▸ AVAILABLE DATA

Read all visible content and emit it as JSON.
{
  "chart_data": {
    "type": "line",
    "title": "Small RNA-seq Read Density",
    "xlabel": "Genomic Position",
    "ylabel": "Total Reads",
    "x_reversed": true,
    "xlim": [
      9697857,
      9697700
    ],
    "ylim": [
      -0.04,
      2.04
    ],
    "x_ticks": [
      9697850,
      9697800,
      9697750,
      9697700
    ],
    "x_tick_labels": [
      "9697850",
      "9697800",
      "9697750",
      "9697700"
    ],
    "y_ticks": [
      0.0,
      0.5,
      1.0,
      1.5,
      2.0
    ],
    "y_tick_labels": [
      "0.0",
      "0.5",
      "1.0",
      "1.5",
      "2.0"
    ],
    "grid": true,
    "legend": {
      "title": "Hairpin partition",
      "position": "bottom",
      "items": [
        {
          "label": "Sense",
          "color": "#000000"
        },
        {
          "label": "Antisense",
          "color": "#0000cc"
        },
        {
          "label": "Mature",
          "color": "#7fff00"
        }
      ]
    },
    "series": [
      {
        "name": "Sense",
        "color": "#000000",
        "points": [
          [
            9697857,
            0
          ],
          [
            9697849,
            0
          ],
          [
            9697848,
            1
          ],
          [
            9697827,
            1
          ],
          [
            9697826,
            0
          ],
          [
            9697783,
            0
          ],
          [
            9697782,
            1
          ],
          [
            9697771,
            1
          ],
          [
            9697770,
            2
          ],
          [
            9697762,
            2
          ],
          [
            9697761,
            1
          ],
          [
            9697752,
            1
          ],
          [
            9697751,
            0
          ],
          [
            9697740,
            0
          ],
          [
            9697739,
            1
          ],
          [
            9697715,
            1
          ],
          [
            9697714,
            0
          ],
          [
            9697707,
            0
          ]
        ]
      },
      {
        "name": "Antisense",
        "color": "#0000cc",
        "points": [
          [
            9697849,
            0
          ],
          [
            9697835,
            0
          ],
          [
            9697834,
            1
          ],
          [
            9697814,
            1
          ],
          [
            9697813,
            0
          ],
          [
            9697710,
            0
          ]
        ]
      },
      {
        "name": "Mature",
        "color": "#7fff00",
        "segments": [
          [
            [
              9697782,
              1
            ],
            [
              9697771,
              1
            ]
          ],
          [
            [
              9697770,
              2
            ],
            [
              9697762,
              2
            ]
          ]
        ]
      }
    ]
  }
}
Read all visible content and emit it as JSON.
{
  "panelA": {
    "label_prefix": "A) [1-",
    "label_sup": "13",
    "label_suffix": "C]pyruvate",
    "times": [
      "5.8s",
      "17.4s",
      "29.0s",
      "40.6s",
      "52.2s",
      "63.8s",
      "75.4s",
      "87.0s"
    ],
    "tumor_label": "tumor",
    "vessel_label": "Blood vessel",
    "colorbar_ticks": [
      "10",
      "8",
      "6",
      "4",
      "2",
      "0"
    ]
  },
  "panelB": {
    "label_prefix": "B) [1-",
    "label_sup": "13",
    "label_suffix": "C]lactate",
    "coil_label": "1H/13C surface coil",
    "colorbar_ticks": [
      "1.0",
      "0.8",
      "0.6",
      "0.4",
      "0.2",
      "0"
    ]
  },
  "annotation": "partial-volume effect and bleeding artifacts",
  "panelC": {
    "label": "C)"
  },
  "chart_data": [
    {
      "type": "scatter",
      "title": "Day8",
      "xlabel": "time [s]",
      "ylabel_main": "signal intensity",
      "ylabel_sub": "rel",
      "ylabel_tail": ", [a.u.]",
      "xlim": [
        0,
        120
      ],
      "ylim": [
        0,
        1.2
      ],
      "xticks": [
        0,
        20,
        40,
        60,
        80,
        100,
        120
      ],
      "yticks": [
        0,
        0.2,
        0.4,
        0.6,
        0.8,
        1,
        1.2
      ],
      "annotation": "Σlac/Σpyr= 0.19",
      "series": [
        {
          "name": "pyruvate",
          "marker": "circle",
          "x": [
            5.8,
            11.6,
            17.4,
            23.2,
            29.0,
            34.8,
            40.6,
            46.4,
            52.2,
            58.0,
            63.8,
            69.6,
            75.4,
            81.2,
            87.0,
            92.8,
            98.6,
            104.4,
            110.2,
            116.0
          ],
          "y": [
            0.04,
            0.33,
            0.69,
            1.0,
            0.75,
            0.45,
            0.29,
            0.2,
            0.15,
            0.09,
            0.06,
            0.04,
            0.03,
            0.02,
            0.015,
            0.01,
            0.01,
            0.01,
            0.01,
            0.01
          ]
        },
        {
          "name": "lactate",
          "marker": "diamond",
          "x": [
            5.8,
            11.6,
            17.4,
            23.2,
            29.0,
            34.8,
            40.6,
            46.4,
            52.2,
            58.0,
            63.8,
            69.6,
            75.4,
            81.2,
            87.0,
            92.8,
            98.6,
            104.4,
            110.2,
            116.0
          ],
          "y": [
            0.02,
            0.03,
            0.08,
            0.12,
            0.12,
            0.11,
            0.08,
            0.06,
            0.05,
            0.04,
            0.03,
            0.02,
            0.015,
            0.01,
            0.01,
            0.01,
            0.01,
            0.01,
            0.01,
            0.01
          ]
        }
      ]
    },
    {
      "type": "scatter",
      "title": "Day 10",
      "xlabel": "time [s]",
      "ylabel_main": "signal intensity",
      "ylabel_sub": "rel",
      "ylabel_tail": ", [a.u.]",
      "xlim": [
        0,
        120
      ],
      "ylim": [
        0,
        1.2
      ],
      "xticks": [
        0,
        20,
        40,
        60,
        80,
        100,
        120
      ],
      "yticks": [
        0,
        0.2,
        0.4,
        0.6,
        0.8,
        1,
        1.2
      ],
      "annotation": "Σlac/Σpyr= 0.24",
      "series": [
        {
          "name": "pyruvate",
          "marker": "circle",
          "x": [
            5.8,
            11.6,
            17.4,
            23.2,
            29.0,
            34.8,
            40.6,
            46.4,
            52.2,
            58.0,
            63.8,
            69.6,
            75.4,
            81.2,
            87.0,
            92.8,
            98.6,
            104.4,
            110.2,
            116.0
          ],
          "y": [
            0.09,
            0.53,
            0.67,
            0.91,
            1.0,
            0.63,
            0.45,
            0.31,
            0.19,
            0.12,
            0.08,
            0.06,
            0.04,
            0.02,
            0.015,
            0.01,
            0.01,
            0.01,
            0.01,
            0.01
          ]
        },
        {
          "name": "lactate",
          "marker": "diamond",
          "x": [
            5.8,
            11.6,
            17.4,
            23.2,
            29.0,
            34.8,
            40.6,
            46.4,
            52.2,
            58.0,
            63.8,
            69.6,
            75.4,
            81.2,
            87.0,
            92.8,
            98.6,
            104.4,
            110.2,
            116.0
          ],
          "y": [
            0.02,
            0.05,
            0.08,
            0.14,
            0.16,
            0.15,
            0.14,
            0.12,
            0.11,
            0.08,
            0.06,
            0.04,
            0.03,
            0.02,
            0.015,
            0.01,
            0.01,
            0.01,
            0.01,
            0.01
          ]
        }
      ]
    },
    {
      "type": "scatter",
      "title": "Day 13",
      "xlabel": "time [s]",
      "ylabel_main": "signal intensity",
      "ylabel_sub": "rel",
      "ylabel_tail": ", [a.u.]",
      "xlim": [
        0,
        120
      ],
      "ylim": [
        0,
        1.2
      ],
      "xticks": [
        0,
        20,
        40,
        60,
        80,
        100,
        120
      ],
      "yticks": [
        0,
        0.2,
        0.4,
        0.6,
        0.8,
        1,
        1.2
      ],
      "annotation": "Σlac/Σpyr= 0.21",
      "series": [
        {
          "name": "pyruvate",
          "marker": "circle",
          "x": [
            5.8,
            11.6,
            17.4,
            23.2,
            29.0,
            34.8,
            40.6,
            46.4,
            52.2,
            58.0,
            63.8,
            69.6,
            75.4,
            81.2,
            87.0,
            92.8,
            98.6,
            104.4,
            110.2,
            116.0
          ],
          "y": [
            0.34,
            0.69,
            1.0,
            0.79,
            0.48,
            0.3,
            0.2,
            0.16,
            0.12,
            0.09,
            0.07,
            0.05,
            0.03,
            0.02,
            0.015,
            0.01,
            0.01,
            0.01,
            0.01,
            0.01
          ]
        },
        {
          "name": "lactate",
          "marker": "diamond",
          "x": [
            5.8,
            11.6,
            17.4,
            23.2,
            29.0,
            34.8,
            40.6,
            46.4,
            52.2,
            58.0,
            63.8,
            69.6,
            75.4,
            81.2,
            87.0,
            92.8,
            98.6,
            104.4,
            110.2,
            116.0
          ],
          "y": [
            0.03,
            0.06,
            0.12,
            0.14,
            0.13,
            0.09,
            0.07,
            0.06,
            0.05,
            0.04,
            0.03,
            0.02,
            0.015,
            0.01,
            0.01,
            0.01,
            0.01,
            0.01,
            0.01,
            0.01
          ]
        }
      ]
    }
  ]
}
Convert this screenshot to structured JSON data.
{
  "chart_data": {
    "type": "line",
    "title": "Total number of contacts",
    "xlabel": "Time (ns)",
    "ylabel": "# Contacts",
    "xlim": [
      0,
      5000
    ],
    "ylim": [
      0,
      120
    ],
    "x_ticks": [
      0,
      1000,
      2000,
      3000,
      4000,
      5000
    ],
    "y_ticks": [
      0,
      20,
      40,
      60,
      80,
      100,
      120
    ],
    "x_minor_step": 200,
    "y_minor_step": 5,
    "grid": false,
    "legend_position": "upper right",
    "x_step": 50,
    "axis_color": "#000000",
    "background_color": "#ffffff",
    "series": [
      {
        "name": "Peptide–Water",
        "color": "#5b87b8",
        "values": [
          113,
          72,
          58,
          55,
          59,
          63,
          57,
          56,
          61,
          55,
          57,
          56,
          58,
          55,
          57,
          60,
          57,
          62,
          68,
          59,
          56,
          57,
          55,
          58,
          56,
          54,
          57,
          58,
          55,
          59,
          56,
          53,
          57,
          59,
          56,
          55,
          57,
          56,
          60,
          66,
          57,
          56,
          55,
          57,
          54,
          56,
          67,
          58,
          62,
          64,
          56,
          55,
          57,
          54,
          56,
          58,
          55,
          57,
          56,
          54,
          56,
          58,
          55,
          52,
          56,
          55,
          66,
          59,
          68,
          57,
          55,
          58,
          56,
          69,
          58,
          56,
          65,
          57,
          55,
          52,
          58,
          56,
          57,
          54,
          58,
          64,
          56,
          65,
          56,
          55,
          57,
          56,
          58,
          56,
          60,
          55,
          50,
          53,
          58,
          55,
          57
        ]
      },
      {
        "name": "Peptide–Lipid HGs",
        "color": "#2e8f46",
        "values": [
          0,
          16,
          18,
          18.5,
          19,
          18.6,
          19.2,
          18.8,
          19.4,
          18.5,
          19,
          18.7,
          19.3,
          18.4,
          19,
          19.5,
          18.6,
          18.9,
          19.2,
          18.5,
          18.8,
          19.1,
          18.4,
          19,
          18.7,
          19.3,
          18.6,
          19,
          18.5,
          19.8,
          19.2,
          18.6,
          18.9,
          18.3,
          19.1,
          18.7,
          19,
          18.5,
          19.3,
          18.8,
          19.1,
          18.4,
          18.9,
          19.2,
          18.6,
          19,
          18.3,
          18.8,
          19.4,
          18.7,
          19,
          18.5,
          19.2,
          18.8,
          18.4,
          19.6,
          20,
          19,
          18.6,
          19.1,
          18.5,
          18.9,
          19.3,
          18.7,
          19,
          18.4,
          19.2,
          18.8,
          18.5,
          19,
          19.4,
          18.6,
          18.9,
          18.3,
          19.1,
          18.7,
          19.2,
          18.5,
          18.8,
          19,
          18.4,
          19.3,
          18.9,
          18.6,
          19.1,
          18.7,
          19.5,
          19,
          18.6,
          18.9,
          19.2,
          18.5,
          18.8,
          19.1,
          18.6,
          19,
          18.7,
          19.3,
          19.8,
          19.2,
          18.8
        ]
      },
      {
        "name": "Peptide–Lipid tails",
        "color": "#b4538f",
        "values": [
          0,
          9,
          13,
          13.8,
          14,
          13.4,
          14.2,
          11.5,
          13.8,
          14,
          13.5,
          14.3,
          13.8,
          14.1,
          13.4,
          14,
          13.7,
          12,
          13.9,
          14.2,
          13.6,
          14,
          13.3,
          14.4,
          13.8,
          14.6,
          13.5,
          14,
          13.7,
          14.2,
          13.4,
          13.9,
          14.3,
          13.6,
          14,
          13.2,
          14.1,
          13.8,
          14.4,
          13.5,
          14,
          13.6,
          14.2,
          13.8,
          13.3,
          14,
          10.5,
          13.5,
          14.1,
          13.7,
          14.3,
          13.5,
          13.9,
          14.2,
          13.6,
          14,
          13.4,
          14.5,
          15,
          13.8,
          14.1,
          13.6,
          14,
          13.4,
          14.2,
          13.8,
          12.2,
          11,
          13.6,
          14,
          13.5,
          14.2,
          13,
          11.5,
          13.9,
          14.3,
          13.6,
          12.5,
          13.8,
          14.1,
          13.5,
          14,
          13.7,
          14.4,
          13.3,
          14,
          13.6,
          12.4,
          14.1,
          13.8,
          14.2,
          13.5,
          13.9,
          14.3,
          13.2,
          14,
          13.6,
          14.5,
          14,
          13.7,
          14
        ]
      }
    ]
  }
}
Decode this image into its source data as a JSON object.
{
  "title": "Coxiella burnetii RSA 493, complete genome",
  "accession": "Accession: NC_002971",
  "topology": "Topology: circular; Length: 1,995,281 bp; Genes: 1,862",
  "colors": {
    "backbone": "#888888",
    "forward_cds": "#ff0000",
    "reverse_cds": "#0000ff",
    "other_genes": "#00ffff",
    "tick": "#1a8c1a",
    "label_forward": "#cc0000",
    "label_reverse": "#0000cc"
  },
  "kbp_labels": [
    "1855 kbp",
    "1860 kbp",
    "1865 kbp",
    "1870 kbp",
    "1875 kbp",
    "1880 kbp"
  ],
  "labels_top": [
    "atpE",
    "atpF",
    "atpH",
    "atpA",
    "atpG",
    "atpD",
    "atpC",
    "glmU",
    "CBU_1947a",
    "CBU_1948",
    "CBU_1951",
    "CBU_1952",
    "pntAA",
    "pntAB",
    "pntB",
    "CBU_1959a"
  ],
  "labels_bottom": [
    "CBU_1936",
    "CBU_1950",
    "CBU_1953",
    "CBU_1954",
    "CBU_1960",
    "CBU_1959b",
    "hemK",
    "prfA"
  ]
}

▸ INSTRUCTIONS TO FOLLOW
Restate word for word the lines from the one holding "Decode this image" through the last line of the listing, omitting every earlier line.

▸ RESPONSE TO THIS TASK
Decode this image into its source data as a JSON object.
{
  "title": "Coxiella burnetii RSA 493, complete genome",
  "accession": "Accession: NC_002971",
  "topology": "Topology: circular; Length: 1,995,281 bp; Genes: 1,862",
  "colors": {
    "backbone": "#888888",
    "forward_cds": "#ff0000",
    "reverse_cds": "#0000ff",
    "other_genes": "#00ffff",
    "tick": "#1a8c1a",
    "label_forward": "#cc0000",
    "label_reverse": "#0000cc"
  },
  "kbp_labels": [
    "1855 kbp",
    "1860 kbp",
    "1865 kbp",
    "1870 kbp",
    "1875 kbp",
    "1880 kbp"
  ],
  "labels_top": [
    "atpE",
    "atpF",
    "atpH",
    "atpA",
    "atpG",
    "atpD",
    "atpC",
    "glmU",
    "CBU_1947a",
    "CBU_1948",
    "CBU_1951",
    "CBU_1952",
    "pntAA",
    "pntAB",
    "pntB",
    "CBU_1959a"
  ],
  "labels_bottom": [
    "CBU_1936",
    "CBU_1950",
    "CBU_1953",
    "CBU_1954",
    "CBU_1960",
    "CBU_1959b",
    "hemK",
    "prfA"
  ]
}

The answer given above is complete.